### TASK BRIEF
Copy every line that mentions the word "avec".

### DATA FOR THIS TASK

***

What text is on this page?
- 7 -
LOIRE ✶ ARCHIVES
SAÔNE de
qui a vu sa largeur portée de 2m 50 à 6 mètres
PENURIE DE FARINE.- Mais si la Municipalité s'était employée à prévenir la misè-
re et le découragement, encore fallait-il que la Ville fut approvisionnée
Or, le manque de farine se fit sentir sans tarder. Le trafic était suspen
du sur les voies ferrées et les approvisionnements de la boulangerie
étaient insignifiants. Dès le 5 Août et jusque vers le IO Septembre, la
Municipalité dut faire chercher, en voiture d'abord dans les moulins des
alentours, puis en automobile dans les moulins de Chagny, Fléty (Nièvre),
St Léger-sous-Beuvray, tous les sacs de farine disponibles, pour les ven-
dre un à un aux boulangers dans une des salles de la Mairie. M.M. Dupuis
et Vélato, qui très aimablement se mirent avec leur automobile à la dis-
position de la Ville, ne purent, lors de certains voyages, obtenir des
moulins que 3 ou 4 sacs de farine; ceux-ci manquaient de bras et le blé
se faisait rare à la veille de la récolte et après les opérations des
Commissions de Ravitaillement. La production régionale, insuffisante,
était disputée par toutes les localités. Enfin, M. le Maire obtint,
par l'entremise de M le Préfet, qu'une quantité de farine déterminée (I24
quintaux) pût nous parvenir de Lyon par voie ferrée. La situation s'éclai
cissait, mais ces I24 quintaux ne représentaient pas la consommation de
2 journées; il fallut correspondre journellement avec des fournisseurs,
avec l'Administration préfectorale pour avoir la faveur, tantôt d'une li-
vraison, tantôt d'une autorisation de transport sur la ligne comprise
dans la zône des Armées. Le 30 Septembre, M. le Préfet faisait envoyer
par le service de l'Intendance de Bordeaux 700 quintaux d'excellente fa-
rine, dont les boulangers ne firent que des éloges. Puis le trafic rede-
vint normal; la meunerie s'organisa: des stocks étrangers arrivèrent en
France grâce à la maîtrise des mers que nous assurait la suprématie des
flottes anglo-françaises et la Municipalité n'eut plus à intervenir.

***

### RESULT OF THIS TASK
et Vélato, qui très aimablement se mirent avec leur automobile à la dis-
2 journées; il fallut correspondre journellement avec des fournisseurs,
avec l'Administration préfectorale pour avoir la faveur, tantôt d'une li-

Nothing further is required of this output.